Исходный текст:
☆ ☆ ☆ ☆ ☆ ☆ ☆

Опубликовано в журнале Дружба Народов, номер 1, 2006
Случаются такие семейные истории. Живут муж с женой как будто “душа в душу”, и вдруг в один непрекрасный день что-то между ними пробегает: жена заявляет, что у нее собственная духовно-душевная жизнь, которую муж не понимает и не хочет понять. Муж сердится, злится, повторяет, что жена — “его”, что он и она — “одно”, и т.д. Дело кончается разводом.
Что-то подобное произошло между Украиной и Россией. С тем отличием, что выяснение отношений началось уже после формального “развода”. А по-настоящему оно только сейчас начинается и продлится еще неопределенно долгое время; потому что речь идет не только о нашем прошлом, но и о будущем наших отношений.

☆ ☆ ☆ ☆ ☆ ☆ ☆

[Данные о пространственном расположении]

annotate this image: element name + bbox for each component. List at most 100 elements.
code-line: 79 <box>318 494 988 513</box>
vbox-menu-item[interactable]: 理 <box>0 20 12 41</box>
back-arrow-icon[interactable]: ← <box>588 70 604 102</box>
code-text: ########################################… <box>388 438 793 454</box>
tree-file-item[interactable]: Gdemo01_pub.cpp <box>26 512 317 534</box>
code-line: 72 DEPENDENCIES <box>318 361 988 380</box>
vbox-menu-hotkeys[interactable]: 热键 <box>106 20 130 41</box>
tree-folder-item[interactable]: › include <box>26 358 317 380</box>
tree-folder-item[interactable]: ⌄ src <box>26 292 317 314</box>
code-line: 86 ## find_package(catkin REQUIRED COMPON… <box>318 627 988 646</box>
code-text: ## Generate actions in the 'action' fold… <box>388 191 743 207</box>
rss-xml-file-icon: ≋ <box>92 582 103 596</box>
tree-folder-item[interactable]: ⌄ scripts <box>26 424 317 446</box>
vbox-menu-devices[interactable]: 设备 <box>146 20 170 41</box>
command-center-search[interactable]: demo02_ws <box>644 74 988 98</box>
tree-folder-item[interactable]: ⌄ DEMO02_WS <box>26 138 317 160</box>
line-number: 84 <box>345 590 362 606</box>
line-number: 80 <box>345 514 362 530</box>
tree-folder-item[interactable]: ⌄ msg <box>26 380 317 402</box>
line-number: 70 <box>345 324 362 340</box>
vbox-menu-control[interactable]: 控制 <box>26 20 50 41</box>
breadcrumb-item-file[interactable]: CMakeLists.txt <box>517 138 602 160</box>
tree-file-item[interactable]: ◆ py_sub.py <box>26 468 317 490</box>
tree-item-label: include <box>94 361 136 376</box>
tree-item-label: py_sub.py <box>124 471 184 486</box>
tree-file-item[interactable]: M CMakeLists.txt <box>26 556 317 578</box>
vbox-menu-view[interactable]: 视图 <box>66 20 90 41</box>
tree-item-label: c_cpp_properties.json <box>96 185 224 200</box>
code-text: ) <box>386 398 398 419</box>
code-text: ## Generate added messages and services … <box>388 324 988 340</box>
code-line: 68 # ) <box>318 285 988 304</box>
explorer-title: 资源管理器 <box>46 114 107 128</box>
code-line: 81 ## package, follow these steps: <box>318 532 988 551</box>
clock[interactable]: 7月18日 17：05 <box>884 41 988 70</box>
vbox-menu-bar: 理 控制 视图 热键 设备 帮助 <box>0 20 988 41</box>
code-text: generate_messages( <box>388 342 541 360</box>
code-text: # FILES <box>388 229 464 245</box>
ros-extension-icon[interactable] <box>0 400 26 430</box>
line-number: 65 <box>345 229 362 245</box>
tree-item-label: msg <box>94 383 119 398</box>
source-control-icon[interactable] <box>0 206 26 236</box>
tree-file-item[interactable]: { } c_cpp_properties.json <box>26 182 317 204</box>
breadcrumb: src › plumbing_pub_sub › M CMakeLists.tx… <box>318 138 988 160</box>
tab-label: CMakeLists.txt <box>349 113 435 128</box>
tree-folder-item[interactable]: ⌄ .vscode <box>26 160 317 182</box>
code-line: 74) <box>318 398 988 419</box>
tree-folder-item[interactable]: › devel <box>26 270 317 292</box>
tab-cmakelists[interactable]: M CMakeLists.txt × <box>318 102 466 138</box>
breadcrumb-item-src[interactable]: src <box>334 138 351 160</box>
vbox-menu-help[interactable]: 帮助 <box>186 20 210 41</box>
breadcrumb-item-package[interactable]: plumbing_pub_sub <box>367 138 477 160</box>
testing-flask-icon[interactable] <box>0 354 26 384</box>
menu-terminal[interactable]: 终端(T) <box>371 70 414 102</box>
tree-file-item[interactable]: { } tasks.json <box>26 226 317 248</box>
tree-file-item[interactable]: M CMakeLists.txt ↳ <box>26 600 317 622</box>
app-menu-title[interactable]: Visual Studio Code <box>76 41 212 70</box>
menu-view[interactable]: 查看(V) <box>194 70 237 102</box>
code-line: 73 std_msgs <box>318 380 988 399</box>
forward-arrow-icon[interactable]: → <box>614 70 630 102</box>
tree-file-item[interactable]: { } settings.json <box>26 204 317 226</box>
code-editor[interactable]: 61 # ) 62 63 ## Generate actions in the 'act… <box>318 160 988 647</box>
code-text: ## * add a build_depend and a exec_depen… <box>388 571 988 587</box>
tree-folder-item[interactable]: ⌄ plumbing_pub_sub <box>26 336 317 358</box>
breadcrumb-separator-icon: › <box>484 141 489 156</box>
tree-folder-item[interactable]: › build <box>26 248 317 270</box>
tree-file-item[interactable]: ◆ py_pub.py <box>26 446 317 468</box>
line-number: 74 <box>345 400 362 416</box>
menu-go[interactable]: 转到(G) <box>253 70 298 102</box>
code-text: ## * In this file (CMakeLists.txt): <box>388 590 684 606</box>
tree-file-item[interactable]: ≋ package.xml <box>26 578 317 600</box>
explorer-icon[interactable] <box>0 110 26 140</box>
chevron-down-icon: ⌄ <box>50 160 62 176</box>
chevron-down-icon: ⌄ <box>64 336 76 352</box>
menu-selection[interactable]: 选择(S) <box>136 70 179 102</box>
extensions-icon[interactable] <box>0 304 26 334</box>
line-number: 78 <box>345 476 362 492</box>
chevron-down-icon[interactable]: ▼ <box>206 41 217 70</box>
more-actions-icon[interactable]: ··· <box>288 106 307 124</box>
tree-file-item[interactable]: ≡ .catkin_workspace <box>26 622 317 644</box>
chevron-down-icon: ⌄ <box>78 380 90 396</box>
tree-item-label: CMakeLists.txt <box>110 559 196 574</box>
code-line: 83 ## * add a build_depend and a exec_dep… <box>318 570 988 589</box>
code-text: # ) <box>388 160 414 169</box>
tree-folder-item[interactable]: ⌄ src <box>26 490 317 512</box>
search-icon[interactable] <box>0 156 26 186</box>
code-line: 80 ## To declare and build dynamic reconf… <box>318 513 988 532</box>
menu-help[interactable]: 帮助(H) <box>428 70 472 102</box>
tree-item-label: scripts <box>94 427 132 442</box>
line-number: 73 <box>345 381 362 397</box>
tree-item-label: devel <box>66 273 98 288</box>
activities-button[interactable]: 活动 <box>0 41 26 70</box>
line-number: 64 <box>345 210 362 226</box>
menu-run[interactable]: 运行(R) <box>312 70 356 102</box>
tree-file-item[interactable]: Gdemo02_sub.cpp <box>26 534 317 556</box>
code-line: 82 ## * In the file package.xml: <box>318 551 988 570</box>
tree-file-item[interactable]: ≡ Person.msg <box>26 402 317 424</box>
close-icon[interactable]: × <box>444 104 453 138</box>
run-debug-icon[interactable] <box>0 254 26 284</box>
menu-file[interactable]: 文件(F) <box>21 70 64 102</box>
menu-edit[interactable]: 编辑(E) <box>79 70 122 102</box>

☆ ☆ ☆ ☆ ☆ ☆ ☆

Короткое задание 1:
Воспроизведите строки записей от самого начала до строки с "code-text: ########################################… <box>388" включительно.
Короткое задание 2:
Продолжите текст об отношениях Украины и России с того места, где он заканчивается.
Текст об отношениях Украины и России и записи представляют собой отдельные, не связанные между собой материалы.

Ответ 1:
annotate this image: element name + bbox for each component. List at most 100 elements.
code-line: 79 <box>318 494 988 513</box>
vbox-menu-item[interactable]: 理 <box>0 20 12 41</box>
back-arrow-icon[interactable]: ← <box>588 70 604 102</box>
code-text: ########################################… <box>388 438 793 454</box>

Ответ 2:
Сборник “Неизвестная Украина” можно разделить на две части. Первая — о том, к чему мы (Украина и Россия) пришли. Вторая — о том, как мы к этому пришли.
Первая часть представлена главным образом поэзией. Это поэзия глубокого упадка, хорошо знакомая нам и по отечественной словесности. Откуда бы ни явились сами поэты, с русскоязычного Востока или украиноязычного Запада, они в этом смысле легко попадают в унисон.
Характерными можно посчитать строки Юрия Издрика из Ивано-Франковска:
…Разрастается зло.
Территории эти теперь покаянье
не спасает. Порядок тут сло-
ман, и стерты названья.
А если и сохранились названья, то и сами они — злые. Как у Григория Чубая (кажется, львовянина): “тут повсюду — злые названия речек (таких добрых когда-то речек)”; что могут родить “обозлившиеся деревья”, “обозлившийся цвет розы” и “круг луны — побледневшее от злости лицо”? Конечно, только “обозлившиеся стихи”.
Русскоязычный Александр Чернов из Киева:
Смешано все население
и потеряло могущество,
произошло отчуждение
душ, а не только имущества.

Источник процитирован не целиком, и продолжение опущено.